# Input rows:
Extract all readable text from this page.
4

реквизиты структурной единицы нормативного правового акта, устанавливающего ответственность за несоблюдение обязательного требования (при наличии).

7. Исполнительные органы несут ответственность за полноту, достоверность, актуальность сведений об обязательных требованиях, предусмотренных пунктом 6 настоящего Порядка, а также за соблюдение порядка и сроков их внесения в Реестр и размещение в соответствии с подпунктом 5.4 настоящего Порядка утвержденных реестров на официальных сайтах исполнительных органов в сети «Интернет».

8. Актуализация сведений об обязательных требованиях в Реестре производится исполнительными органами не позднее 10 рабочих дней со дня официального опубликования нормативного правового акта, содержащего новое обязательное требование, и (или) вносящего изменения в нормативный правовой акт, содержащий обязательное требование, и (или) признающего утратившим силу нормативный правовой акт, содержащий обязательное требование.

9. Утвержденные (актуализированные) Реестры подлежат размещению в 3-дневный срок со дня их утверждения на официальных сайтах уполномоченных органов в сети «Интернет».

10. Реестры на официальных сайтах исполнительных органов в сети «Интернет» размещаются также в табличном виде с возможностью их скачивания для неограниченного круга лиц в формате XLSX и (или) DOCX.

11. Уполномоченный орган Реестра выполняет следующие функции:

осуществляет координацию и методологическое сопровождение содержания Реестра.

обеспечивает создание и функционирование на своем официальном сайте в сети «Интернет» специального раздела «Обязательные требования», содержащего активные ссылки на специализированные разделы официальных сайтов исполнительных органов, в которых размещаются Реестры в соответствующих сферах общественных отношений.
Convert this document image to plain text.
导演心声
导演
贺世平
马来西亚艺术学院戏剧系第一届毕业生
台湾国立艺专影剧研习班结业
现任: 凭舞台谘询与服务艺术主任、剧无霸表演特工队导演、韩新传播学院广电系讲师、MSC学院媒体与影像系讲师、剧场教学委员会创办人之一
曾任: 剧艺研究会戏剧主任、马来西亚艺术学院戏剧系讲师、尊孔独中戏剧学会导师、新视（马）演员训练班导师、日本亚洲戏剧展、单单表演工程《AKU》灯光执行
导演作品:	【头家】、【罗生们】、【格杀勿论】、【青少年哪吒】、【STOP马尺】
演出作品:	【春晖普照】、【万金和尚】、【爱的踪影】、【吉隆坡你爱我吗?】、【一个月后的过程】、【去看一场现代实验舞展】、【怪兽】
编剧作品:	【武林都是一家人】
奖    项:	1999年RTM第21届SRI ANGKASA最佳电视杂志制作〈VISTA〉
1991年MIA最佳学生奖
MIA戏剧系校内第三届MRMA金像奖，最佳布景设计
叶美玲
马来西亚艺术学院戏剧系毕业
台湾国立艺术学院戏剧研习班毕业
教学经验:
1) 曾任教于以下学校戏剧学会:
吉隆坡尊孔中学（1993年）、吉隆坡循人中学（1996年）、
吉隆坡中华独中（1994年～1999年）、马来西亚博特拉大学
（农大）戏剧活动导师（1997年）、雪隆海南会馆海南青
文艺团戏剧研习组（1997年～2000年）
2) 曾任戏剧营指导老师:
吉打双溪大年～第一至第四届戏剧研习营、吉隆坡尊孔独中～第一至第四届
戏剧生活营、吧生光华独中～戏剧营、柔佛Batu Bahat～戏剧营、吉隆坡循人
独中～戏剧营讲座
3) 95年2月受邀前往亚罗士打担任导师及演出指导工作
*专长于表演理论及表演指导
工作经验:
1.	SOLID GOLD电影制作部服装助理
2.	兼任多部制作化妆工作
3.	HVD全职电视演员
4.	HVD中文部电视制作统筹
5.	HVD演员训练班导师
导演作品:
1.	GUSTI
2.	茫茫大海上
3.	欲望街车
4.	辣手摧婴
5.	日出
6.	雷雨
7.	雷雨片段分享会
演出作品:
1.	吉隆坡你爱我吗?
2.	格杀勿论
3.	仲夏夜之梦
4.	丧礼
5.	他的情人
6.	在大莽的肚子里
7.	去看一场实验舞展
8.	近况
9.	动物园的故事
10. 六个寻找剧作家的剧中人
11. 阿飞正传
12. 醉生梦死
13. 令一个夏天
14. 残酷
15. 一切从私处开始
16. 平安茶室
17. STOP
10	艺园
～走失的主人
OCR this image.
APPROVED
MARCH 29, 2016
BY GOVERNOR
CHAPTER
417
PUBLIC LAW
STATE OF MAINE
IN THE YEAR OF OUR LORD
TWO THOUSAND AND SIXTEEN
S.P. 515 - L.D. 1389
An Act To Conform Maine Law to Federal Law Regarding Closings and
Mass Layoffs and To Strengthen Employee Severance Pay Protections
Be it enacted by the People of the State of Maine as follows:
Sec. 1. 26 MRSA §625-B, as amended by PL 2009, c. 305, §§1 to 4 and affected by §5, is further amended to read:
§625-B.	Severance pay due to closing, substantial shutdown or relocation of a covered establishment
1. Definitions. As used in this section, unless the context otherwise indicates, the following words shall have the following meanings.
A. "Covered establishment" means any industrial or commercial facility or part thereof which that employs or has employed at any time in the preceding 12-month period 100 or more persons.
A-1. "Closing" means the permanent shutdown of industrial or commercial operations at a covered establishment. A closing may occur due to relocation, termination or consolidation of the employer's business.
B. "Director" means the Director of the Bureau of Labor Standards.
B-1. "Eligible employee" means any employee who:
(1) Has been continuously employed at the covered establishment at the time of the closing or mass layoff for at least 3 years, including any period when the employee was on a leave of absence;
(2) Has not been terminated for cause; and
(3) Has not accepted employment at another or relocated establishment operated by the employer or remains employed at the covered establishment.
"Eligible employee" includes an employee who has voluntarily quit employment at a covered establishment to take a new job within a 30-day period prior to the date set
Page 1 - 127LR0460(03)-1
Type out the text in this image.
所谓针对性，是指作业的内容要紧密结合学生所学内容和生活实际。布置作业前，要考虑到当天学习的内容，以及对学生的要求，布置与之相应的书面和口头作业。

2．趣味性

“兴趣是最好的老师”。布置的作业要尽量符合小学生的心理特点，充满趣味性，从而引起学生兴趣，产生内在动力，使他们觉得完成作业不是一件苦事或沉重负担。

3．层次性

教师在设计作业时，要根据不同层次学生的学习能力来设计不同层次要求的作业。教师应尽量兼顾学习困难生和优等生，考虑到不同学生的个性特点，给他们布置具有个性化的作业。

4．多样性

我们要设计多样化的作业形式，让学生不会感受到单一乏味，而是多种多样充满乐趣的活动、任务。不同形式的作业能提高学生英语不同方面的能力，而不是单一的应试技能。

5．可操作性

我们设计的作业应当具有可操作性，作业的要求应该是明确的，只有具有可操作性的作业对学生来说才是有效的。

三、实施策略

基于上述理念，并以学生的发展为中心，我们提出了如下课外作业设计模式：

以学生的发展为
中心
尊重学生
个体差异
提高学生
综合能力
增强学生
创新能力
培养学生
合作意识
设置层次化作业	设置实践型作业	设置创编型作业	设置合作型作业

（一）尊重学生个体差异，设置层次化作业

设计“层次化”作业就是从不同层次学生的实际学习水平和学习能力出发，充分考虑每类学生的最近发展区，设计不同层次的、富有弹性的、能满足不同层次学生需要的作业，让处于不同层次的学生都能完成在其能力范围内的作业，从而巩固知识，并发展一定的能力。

# Task instructions:
Retype all the records, matching them exactly.

# Task response:
Extract all readable text from this page.
4

реквизиты структурной единицы нормативного правового акта, устанавливающего ответственность за несоблюдение обязательного требования (при наличии).

7. Исполнительные органы несут ответственность за полноту, достоверность, актуальность сведений об обязательных требованиях, предусмотренных пунктом 6 настоящего Порядка, а также за соблюдение порядка и сроков их внесения в Реестр и размещение в соответствии с подпунктом 5.4 настоящего Порядка утвержденных реестров на официальных сайтах исполнительных органов в сети «Интернет».

8. Актуализация сведений об обязательных требованиях в Реестре производится исполнительными органами не позднее 10 рабочих дней со дня официального опубликования нормативного правового акта, содержащего новое обязательное требование, и (или) вносящего изменения в нормативный правовой акт, содержащий обязательное требование, и (или) признающего утратившим силу нормативный правовой акт, содержащий обязательное требование.

9. Утвержденные (актуализированные) Реестры подлежат размещению в 3-дневный срок со дня их утверждения на официальных сайтах уполномоченных органов в сети «Интернет».

10. Реестры на официальных сайтах исполнительных органов в сети «Интернет» размещаются также в табличном виде с возможностью их скачивания для неограниченного круга лиц в формате XLSX и (или) DOCX.

11. Уполномоченный орган Реестра выполняет следующие функции:

осуществляет координацию и методологическое сопровождение содержания Реестра.

обеспечивает создание и функционирование на своем официальном сайте в сети «Интернет» специального раздела «Обязательные требования», содержащего активные ссылки на специализированные разделы официальных сайтов исполнительных органов, в которых размещаются Реестры в соответствующих сферах общественных отношений.
Convert this document image to plain text.
导演心声
导演
贺世平
马来西亚艺术学院戏剧系第一届毕业生
台湾国立艺专影剧研习班结业
现任: 凭舞台谘询与服务艺术主任、剧无霸表演特工队导演、韩新传播学院广电系讲师、MSC学院媒体与影像系讲师、剧场教学委员会创办人之一
曾任: 剧艺研究会戏剧主任、马来西亚艺术学院戏剧系讲师、尊孔独中戏剧学会导师、新视（马）演员训练班导师、日本亚洲戏剧展、单单表演工程《AKU》灯光执行
导演作品:	【头家】、【罗生们】、【格杀勿论】、【青少年哪吒】、【STOP马尺】
演出作品:	【春晖普照】、【万金和尚】、【爱的踪影】、【吉隆坡你爱我吗?】、【一个月后的过程】、【去看一场现代实验舞展】、【怪兽】
编剧作品:	【武林都是一家人】
奖    项:	1999年RTM第21届SRI ANGKASA最佳电视杂志制作〈VISTA〉
1991年MIA最佳学生奖
MIA戏剧系校内第三届MRMA金像奖，最佳布景设计
叶美玲
马来西亚艺术学院戏剧系毕业
台湾国立艺术学院戏剧研习班毕业
教学经验:
1) 曾任教于以下学校戏剧学会:
吉隆坡尊孔中学（1993年）、吉隆坡循人中学（1996年）、
吉隆坡中华独中（1994年～1999年）、马来西亚博特拉大学
（农大）戏剧活动导师（1997年）、雪隆海南会馆海南青
文艺团戏剧研习组（1997年～2000年）
2) 曾任戏剧营指导老师:
吉打双溪大年～第一至第四届戏剧研习营、吉隆坡尊孔独中～第一至第四届
戏剧生活营、吧生光华独中～戏剧营、柔佛Batu Bahat～戏剧营、吉隆坡循人
独中～戏剧营讲座
3) 95年2月受邀前往亚罗士打担任导师及演出指导工作
*专长于表演理论及表演指导
工作经验:
1.	SOLID GOLD电影制作部服装助理
2.	兼任多部制作化妆工作
3.	HVD全职电视演员
4.	HVD中文部电视制作统筹
5.	HVD演员训练班导师
导演作品:
1.	GUSTI
2.	茫茫大海上
3.	欲望街车
4.	辣手摧婴
5.	日出
6.	雷雨
7.	雷雨片段分享会
演出作品:
1.	吉隆坡你爱我吗?
2.	格杀勿论
3.	仲夏夜之梦
4.	丧礼
5.	他的情人
6.	在大莽的肚子里
7.	去看一场实验舞展
8.	近况
9.	动物园的故事
10. 六个寻找剧作家的剧中人
11. 阿飞正传
12. 醉生梦死
13. 令一个夏天
14. 残酷
15. 一切从私处开始
16. 平安茶室
17. STOP
10	艺园
～走失的主人
OCR this image.
APPROVED
MARCH 29, 2016
BY GOVERNOR
CHAPTER
417
PUBLIC LAW
STATE OF MAINE
IN THE YEAR OF OUR LORD
TWO THOUSAND AND SIXTEEN
S.P. 515 - L.D. 1389
An Act To Conform Maine Law to Federal Law Regarding Closings and
Mass Layoffs and To Strengthen Employee Severance Pay Protections
Be it enacted by the People of the State of Maine as follows:
Sec. 1. 26 MRSA §625-B, as amended by PL 2009, c. 305, §§1 to 4 and affected by §5, is further amended to read:
§625-B.	Severance pay due to closing, substantial shutdown or relocation of a covered establishment
1. Definitions. As used in this section, unless the context otherwise indicates, the following words shall have the following meanings.
A. "Covered establishment" means any industrial or commercial facility or part thereof which that employs or has employed at any time in the preceding 12-month period 100 or more persons.
A-1. "Closing" means the permanent shutdown of industrial or commercial operations at a covered establishment. A closing may occur due to relocation, termination or consolidation of the employer's business.
B. "Director" means the Director of the Bureau of Labor Standards.
B-1. "Eligible employee" means any employee who:
(1) Has been continuously employed at the covered establishment at the time of the closing or mass layoff for at least 3 years, including any period when the employee was on a leave of absence;
(2) Has not been terminated for cause; and
(3) Has not accepted employment at another or relocated establishment operated by the employer or remains employed at the covered establishment.
"Eligible employee" includes an employee who has voluntarily quit employment at a covered establishment to take a new job within a 30-day period prior to the date set
Page 1 - 127LR0460(03)-1
Type out the text in this image.
所谓针对性，是指作业的内容要紧密结合学生所学内容和生活实际。布置作业前，要考虑到当天学习的内容，以及对学生的要求，布置与之相应的书面和口头作业。

2．趣味性

“兴趣是最好的老师”。布置的作业要尽量符合小学生的心理特点，充满趣味性，从而引起学生兴趣，产生内在动力，使他们觉得完成作业不是一件苦事或沉重负担。

3．层次性

教师在设计作业时，要根据不同层次学生的学习能力来设计不同层次要求的作业。教师应尽量兼顾学习困难生和优等生，考虑到不同学生的个性特点，给他们布置具有个性化的作业。

4．多样性

我们要设计多样化的作业形式，让学生不会感受到单一乏味，而是多种多样充满乐趣的活动、任务。不同形式的作业能提高学生英语不同方面的能力，而不是单一的应试技能。

5．可操作性

我们设计的作业应当具有可操作性，作业的要求应该是明确的，只有具有可操作性的作业对学生来说才是有效的。

三、实施策略

基于上述理念，并以学生的发展为中心，我们提出了如下课外作业设计模式：

以学生的发展为
中心
尊重学生
个体差异
提高学生
综合能力
增强学生
创新能力
培养学生
合作意识
设置层次化作业	设置实践型作业	设置创编型作业	设置合作型作业

（一）尊重学生个体差异，设置层次化作业

设计“层次化”作业就是从不同层次学生的实际学习水平和学习能力出发，充分考虑每类学生的最近发展区，设计不同层次的、富有弹性的、能满足不同层次学生需要的作业，让处于不同层次的学生都能完成在其能力范围内的作业，从而巩固知识，并发展一定的能力。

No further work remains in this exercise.